== MATERIAL SUPPLIED ==

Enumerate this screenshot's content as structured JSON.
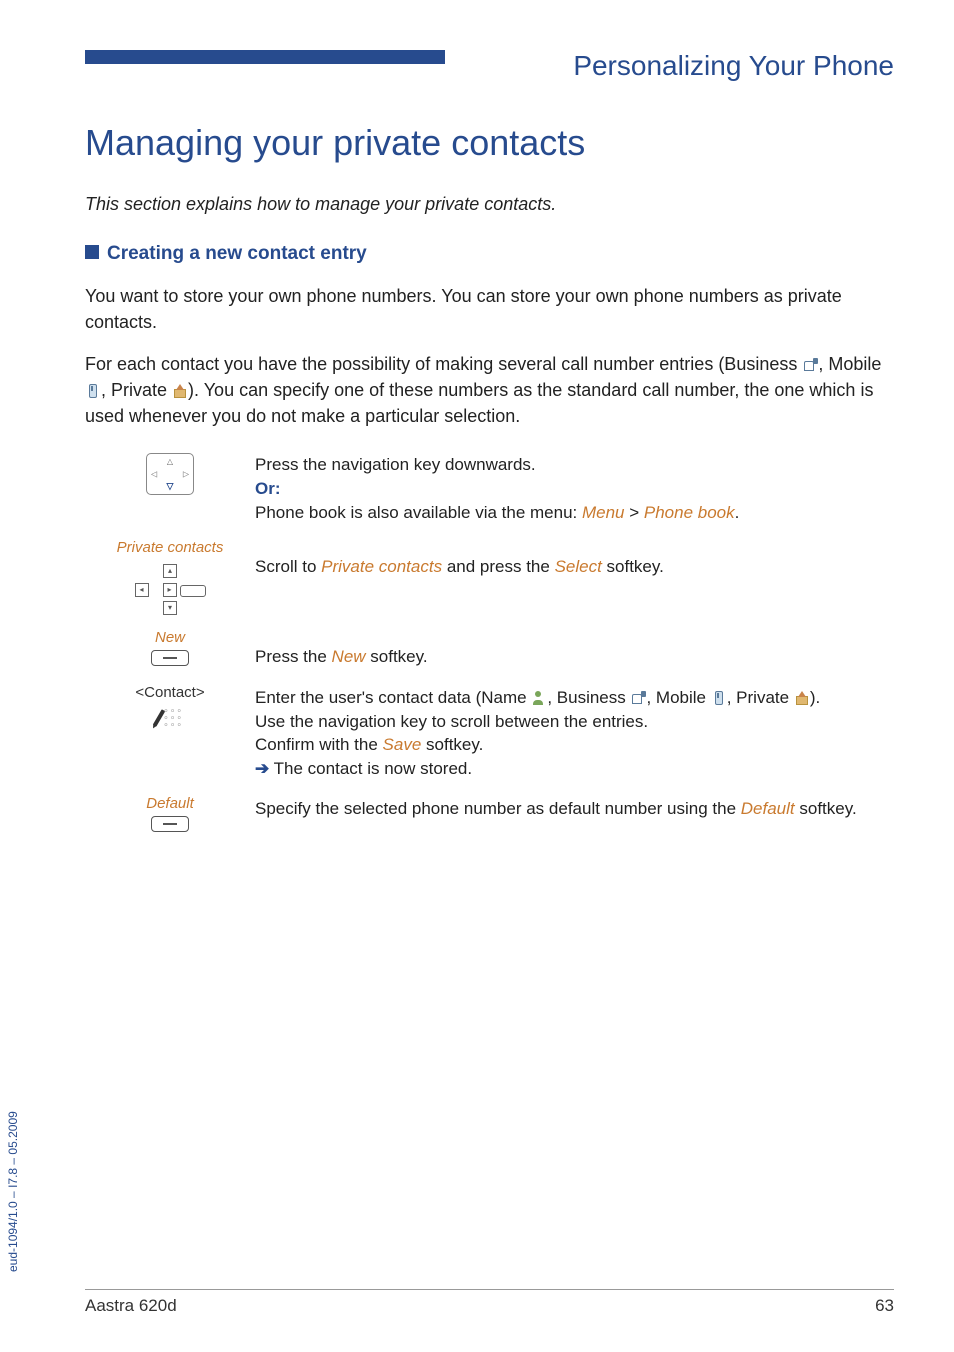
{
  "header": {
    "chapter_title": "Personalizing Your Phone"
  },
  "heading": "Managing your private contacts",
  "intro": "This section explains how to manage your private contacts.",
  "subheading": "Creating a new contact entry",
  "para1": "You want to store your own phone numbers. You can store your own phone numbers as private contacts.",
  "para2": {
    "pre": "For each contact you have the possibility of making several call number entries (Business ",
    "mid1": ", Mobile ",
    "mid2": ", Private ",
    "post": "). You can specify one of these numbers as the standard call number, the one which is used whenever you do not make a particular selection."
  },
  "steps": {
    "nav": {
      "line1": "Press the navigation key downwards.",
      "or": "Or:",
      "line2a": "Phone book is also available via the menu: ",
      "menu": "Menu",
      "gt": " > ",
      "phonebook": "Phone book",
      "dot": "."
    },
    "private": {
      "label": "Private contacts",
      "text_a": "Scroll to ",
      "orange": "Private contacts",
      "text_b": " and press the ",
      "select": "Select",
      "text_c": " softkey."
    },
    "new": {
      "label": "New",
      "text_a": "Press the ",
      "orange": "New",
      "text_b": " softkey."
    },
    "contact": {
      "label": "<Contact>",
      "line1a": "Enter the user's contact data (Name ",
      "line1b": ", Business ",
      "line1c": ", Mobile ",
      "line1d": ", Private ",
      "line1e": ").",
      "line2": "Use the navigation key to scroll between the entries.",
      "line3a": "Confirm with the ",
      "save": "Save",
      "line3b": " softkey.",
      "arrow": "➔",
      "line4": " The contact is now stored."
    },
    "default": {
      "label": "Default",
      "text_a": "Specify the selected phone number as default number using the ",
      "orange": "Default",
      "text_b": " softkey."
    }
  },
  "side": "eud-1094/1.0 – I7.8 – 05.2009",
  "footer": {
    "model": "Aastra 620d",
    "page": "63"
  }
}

===
== MATERIAL SUPPLIED ==

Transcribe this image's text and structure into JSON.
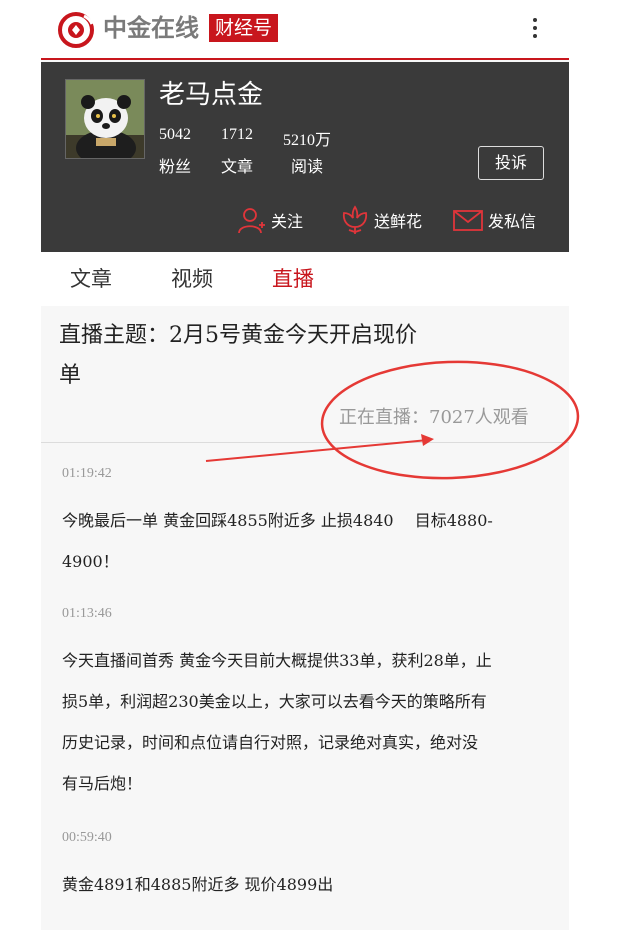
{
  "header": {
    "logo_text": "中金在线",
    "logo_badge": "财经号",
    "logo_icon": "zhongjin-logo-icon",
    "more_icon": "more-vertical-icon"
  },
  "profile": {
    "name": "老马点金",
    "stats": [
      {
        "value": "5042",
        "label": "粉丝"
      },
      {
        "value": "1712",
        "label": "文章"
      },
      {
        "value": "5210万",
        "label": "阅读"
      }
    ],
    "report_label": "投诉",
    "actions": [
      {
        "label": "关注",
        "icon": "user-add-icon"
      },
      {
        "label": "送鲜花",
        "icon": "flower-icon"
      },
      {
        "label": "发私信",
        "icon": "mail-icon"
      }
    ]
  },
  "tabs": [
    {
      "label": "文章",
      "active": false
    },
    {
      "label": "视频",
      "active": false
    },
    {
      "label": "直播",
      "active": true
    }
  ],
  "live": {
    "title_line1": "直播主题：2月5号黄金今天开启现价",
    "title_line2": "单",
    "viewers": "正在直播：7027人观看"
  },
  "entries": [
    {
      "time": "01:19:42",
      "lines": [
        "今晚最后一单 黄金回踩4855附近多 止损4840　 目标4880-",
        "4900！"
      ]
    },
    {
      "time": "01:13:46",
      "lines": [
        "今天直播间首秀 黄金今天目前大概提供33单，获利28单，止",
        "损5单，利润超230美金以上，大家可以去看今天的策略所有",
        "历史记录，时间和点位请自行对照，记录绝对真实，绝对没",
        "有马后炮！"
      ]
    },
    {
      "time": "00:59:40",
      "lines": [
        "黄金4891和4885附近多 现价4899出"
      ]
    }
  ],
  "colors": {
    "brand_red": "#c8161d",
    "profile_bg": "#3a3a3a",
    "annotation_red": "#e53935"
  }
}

===

Report how many lines of the data hold the string "Business"; give only the number.

▶ SOLUTION: 2